Exercise:
Write the material out again in full, word for word. Do not include the pictures.

Materials provided:
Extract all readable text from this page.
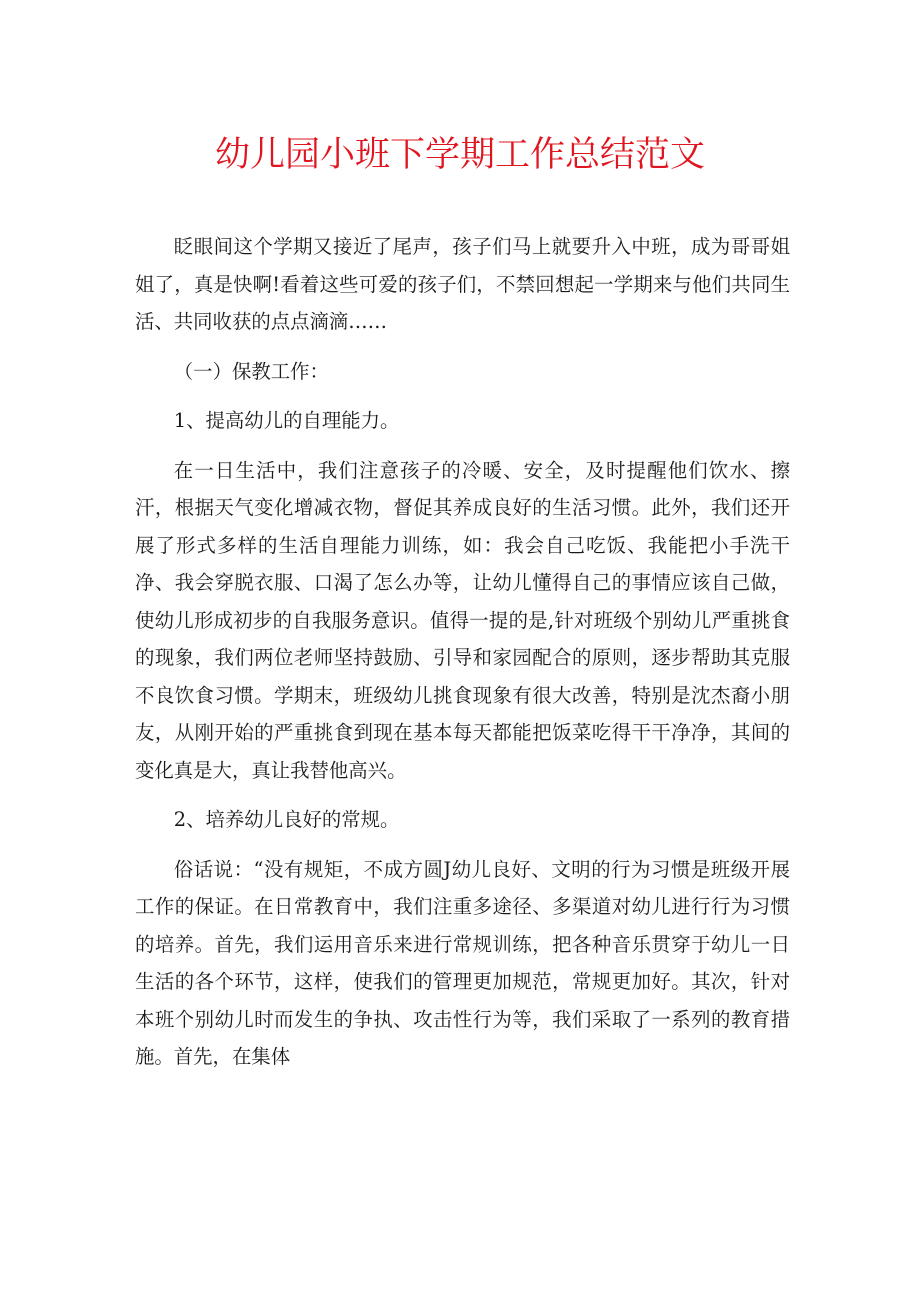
幼儿园小班下学期工作总结范文

眨眼间这个学期又接近了尾声，孩子们马上就要升入中班，成为哥哥姐姐了，真是快啊!看着这些可爱的孩子们，不禁回想起一学期来与他们共同生活、共同收获的点点滴滴……

（一）保教工作：

1、提高幼儿的自理能力。

在一日生活中，我们注意孩子的冷暖、安全，及时提醒他们饮水、擦汗，根据天气变化增减衣物，督促其养成良好的生活习惯。此外，我们还开展了形式多样的生活自理能力训练，如：我会自己吃饭、我能把小手洗干净、我会穿脱衣服、口渴了怎么办等，让幼儿懂得自己的事情应该自己做，使幼儿形成初步的自我服务意识。值得一提的是,针对班级个别幼儿严重挑食的现象，我们两位老师坚持鼓励、引导和家园配合的原则，逐步帮助其克服不良饮食习惯。学期末，班级幼儿挑食现象有很大改善，特别是沈杰裔小朋友，从刚开始的严重挑食到现在基本每天都能把饭菜吃得干干净净，其间的变化真是大，真让我替他高兴。

2、培养幼儿良好的常规。

俗话说：“没有规矩，不成方圆J幼儿良好、文明的行为习惯是班级开展工作的保证。在日常教育中，我们注重多途径、多渠道对幼儿进行行为习惯的培养。首先，我们运用音乐来进行常规训练，把各种音乐贯穿于幼儿一日生活的各个环节，这样，使我们的管理更加规范，常规更加好。其次，针对本班个别幼儿时而发生的争执、攻击性行为等，我们采取了一系列的教育措施。首先，在集体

Output below:
Extract all readable text from this page.
幼儿园小班下学期工作总结范文

眨眼间这个学期又接近了尾声，孩子们马上就要升入中班，成为哥哥姐姐了，真是快啊!看着这些可爱的孩子们，不禁回想起一学期来与他们共同生活、共同收获的点点滴滴……

（一）保教工作：

1、提高幼儿的自理能力。

在一日生活中，我们注意孩子的冷暖、安全，及时提醒他们饮水、擦汗，根据天气变化增减衣物，督促其养成良好的生活习惯。此外，我们还开展了形式多样的生活自理能力训练，如：我会自己吃饭、我能把小手洗干净、我会穿脱衣服、口渴了怎么办等，让幼儿懂得自己的事情应该自己做，使幼儿形成初步的自我服务意识。值得一提的是,针对班级个别幼儿严重挑食的现象，我们两位老师坚持鼓励、引导和家园配合的原则，逐步帮助其克服不良饮食习惯。学期末，班级幼儿挑食现象有很大改善，特别是沈杰裔小朋友，从刚开始的严重挑食到现在基本每天都能把饭菜吃得干干净净，其间的变化真是大，真让我替他高兴。

2、培养幼儿良好的常规。

俗话说：“没有规矩，不成方圆J幼儿良好、文明的行为习惯是班级开展工作的保证。在日常教育中，我们注重多途径、多渠道对幼儿进行行为习惯的培养。首先，我们运用音乐来进行常规训练，把各种音乐贯穿于幼儿一日生活的各个环节，这样，使我们的管理更加规范，常规更加好。其次，针对本班个别幼儿时而发生的争执、攻击性行为等，我们采取了一系列的教育措施。首先，在集体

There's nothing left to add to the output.